DIRECTIONS:
Each entry must be reproduced precisely as it stands.
^^^^
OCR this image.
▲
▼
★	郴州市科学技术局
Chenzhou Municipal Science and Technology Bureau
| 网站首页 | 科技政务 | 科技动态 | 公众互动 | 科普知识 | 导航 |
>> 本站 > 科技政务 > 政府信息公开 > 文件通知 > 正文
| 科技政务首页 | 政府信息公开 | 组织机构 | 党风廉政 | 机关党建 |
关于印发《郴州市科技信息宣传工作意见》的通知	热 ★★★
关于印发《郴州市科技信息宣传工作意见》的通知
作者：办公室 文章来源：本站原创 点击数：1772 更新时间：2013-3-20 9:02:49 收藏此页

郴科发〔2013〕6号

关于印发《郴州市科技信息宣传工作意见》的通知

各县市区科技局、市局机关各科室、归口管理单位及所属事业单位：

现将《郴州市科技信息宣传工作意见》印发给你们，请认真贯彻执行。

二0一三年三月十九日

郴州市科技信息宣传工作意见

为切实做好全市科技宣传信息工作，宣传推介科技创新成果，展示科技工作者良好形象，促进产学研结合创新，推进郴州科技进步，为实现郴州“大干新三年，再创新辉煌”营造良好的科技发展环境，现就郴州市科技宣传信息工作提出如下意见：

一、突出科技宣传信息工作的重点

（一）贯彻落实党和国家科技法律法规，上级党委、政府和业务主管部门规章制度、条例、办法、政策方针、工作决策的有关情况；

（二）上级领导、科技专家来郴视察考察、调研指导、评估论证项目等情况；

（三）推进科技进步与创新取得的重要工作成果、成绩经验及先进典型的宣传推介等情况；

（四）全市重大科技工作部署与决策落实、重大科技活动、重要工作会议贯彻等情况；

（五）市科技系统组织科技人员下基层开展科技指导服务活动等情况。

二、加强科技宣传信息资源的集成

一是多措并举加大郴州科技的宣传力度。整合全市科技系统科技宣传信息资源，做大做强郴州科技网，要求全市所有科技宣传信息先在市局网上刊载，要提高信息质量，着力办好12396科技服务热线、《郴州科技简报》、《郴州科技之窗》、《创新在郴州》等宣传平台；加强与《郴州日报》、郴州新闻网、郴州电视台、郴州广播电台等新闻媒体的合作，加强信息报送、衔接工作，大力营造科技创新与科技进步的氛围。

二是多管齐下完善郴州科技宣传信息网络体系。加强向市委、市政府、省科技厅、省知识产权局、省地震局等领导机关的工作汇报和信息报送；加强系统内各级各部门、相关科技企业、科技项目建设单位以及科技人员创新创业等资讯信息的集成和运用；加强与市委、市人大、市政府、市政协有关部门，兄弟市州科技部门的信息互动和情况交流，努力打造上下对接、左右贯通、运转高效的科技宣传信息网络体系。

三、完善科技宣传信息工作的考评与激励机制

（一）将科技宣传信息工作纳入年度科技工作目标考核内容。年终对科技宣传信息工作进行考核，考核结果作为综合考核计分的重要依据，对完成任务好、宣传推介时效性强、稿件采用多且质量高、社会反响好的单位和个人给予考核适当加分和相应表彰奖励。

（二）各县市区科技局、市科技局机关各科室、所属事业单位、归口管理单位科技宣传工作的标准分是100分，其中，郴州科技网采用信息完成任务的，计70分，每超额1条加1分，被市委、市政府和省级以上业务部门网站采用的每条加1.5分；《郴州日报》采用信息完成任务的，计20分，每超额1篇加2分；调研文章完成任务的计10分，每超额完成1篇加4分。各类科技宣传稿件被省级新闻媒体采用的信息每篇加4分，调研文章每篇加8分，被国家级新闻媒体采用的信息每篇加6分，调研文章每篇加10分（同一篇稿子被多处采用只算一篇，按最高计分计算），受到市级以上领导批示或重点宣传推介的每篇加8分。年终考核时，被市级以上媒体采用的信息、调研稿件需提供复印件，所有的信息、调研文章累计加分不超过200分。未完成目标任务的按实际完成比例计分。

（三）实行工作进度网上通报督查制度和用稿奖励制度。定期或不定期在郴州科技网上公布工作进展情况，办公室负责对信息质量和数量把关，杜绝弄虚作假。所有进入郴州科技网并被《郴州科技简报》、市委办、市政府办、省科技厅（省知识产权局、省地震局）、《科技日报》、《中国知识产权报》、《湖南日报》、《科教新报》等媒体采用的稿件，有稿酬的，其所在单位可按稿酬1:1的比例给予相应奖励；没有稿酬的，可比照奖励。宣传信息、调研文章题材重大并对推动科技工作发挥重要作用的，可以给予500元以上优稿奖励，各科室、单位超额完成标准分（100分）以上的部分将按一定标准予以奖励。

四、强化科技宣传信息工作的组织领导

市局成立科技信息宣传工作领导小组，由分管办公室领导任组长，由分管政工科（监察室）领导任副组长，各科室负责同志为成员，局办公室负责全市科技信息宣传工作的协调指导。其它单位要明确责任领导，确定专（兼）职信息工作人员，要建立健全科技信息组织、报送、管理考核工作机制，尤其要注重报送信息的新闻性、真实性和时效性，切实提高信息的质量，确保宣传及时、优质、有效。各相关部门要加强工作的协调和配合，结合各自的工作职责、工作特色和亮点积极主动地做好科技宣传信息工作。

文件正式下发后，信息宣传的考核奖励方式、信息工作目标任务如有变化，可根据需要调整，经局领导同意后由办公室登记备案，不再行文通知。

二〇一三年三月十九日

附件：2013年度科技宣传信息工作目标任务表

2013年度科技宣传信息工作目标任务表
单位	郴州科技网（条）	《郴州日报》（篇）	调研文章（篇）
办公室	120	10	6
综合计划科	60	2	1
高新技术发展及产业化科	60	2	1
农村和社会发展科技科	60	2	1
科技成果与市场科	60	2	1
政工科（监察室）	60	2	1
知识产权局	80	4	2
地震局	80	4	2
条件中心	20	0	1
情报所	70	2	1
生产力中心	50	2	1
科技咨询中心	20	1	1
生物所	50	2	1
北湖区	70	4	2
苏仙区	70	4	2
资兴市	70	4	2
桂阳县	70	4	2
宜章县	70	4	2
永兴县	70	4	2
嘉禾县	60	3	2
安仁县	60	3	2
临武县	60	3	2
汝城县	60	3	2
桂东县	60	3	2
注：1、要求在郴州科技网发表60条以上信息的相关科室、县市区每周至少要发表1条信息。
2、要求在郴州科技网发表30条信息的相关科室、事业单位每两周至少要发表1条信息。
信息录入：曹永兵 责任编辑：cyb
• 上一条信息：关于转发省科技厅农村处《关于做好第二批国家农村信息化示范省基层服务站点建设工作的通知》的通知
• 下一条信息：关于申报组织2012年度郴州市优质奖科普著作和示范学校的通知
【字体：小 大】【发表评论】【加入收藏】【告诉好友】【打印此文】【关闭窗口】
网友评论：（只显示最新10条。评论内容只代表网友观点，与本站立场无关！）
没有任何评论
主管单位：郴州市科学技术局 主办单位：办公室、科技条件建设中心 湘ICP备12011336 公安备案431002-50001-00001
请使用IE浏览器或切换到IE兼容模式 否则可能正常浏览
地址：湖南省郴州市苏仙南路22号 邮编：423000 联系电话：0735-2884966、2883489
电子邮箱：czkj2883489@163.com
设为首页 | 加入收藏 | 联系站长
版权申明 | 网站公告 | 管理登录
^^^^
EXERCISE ANSWER:
OCR this image.
▲
▼
★	郴州市科学技术局
Chenzhou Municipal Science and Technology Bureau
| 网站首页 | 科技政务 | 科技动态 | 公众互动 | 科普知识 | 导航 |
>> 本站 > 科技政务 > 政府信息公开 > 文件通知 > 正文
| 科技政务首页 | 政府信息公开 | 组织机构 | 党风廉政 | 机关党建 |
关于印发《郴州市科技信息宣传工作意见》的通知	热 ★★★
关于印发《郴州市科技信息宣传工作意见》的通知
作者：办公室 文章来源：本站原创 点击数：1772 更新时间：2013-3-20 9:02:49 收藏此页

郴科发〔2013〕6号

关于印发《郴州市科技信息宣传工作意见》的通知

各县市区科技局、市局机关各科室、归口管理单位及所属事业单位：

现将《郴州市科技信息宣传工作意见》印发给你们，请认真贯彻执行。

二0一三年三月十九日

郴州市科技信息宣传工作意见

为切实做好全市科技宣传信息工作，宣传推介科技创新成果，展示科技工作者良好形象，促进产学研结合创新，推进郴州科技进步，为实现郴州“大干新三年，再创新辉煌”营造良好的科技发展环境，现就郴州市科技宣传信息工作提出如下意见：

一、突出科技宣传信息工作的重点

（一）贯彻落实党和国家科技法律法规，上级党委、政府和业务主管部门规章制度、条例、办法、政策方针、工作决策的有关情况；

（二）上级领导、科技专家来郴视察考察、调研指导、评估论证项目等情况；

（三）推进科技进步与创新取得的重要工作成果、成绩经验及先进典型的宣传推介等情况；

（四）全市重大科技工作部署与决策落实、重大科技活动、重要工作会议贯彻等情况；

（五）市科技系统组织科技人员下基层开展科技指导服务活动等情况。

二、加强科技宣传信息资源的集成

一是多措并举加大郴州科技的宣传力度。整合全市科技系统科技宣传信息资源，做大做强郴州科技网，要求全市所有科技宣传信息先在市局网上刊载，要提高信息质量，着力办好12396科技服务热线、《郴州科技简报》、《郴州科技之窗》、《创新在郴州》等宣传平台；加强与《郴州日报》、郴州新闻网、郴州电视台、郴州广播电台等新闻媒体的合作，加强信息报送、衔接工作，大力营造科技创新与科技进步的氛围。

二是多管齐下完善郴州科技宣传信息网络体系。加强向市委、市政府、省科技厅、省知识产权局、省地震局等领导机关的工作汇报和信息报送；加强系统内各级各部门、相关科技企业、科技项目建设单位以及科技人员创新创业等资讯信息的集成和运用；加强与市委、市人大、市政府、市政协有关部门，兄弟市州科技部门的信息互动和情况交流，努力打造上下对接、左右贯通、运转高效的科技宣传信息网络体系。

三、完善科技宣传信息工作的考评与激励机制

（一）将科技宣传信息工作纳入年度科技工作目标考核内容。年终对科技宣传信息工作进行考核，考核结果作为综合考核计分的重要依据，对完成任务好、宣传推介时效性强、稿件采用多且质量高、社会反响好的单位和个人给予考核适当加分和相应表彰奖励。

（二）各县市区科技局、市科技局机关各科室、所属事业单位、归口管理单位科技宣传工作的标准分是100分，其中，郴州科技网采用信息完成任务的，计70分，每超额1条加1分，被市委、市政府和省级以上业务部门网站采用的每条加1.5分；《郴州日报》采用信息完成任务的，计20分，每超额1篇加2分；调研文章完成任务的计10分，每超额完成1篇加4分。各类科技宣传稿件被省级新闻媒体采用的信息每篇加4分，调研文章每篇加8分，被国家级新闻媒体采用的信息每篇加6分，调研文章每篇加10分（同一篇稿子被多处采用只算一篇，按最高计分计算），受到市级以上领导批示或重点宣传推介的每篇加8分。年终考核时，被市级以上媒体采用的信息、调研稿件需提供复印件，所有的信息、调研文章累计加分不超过200分。未完成目标任务的按实际完成比例计分。

（三）实行工作进度网上通报督查制度和用稿奖励制度。定期或不定期在郴州科技网上公布工作进展情况，办公室负责对信息质量和数量把关，杜绝弄虚作假。所有进入郴州科技网并被《郴州科技简报》、市委办、市政府办、省科技厅（省知识产权局、省地震局）、《科技日报》、《中国知识产权报》、《湖南日报》、《科教新报》等媒体采用的稿件，有稿酬的，其所在单位可按稿酬1:1的比例给予相应奖励；没有稿酬的，可比照奖励。宣传信息、调研文章题材重大并对推动科技工作发挥重要作用的，可以给予500元以上优稿奖励，各科室、单位超额完成标准分（100分）以上的部分将按一定标准予以奖励。

四、强化科技宣传信息工作的组织领导

市局成立科技信息宣传工作领导小组，由分管办公室领导任组长，由分管政工科（监察室）领导任副组长，各科室负责同志为成员，局办公室负责全市科技信息宣传工作的协调指导。其它单位要明确责任领导，确定专（兼）职信息工作人员，要建立健全科技信息组织、报送、管理考核工作机制，尤其要注重报送信息的新闻性、真实性和时效性，切实提高信息的质量，确保宣传及时、优质、有效。各相关部门要加强工作的协调和配合，结合各自的工作职责、工作特色和亮点积极主动地做好科技宣传信息工作。

文件正式下发后，信息宣传的考核奖励方式、信息工作目标任务如有变化，可根据需要调整，经局领导同意后由办公室登记备案，不再行文通知。

二〇一三年三月十九日

附件：2013年度科技宣传信息工作目标任务表

2013年度科技宣传信息工作目标任务表
单位	郴州科技网（条）	《郴州日报》（篇）	调研文章（篇）
办公室	120	10	6
综合计划科	60	2	1
高新技术发展及产业化科	60	2	1
农村和社会发展科技科	60	2	1
科技成果与市场科	60	2	1
政工科（监察室）	60	2	1
知识产权局	80	4	2
地震局	80	4	2
条件中心	20	0	1
情报所	70	2	1
生产力中心	50	2	1
科技咨询中心	20	1	1
生物所	50	2	1
北湖区	70	4	2
苏仙区	70	4	2
资兴市	70	4	2
桂阳县	70	4	2
宜章县	70	4	2
永兴县	70	4	2
嘉禾县	60	3	2
安仁县	60	3	2
临武县	60	3	2
汝城县	60	3	2
桂东县	60	3	2
注：1、要求在郴州科技网发表60条以上信息的相关科室、县市区每周至少要发表1条信息。
2、要求在郴州科技网发表30条信息的相关科室、事业单位每两周至少要发表1条信息。
信息录入：曹永兵 责任编辑：cyb
• 上一条信息：关于转发省科技厅农村处《关于做好第二批国家农村信息化示范省基层服务站点建设工作的通知》的通知
• 下一条信息：关于申报组织2012年度郴州市优质奖科普著作和示范学校的通知
【字体：小 大】【发表评论】【加入收藏】【告诉好友】【打印此文】【关闭窗口】
网友评论：（只显示最新10条。评论内容只代表网友观点，与本站立场无关！）
没有任何评论
主管单位：郴州市科学技术局 主办单位：办公室、科技条件建设中心 湘ICP备12011336 公安备案431002-50001-00001
请使用IE浏览器或切换到IE兼容模式 否则可能正常浏览
地址：湖南省郴州市苏仙南路22号 邮编：423000 联系电话：0735-2884966、2883489
电子邮箱：czkj2883489@163.com
设为首页 | 加入收藏 | 联系站长
版权申明 | 网站公告 | 管理登录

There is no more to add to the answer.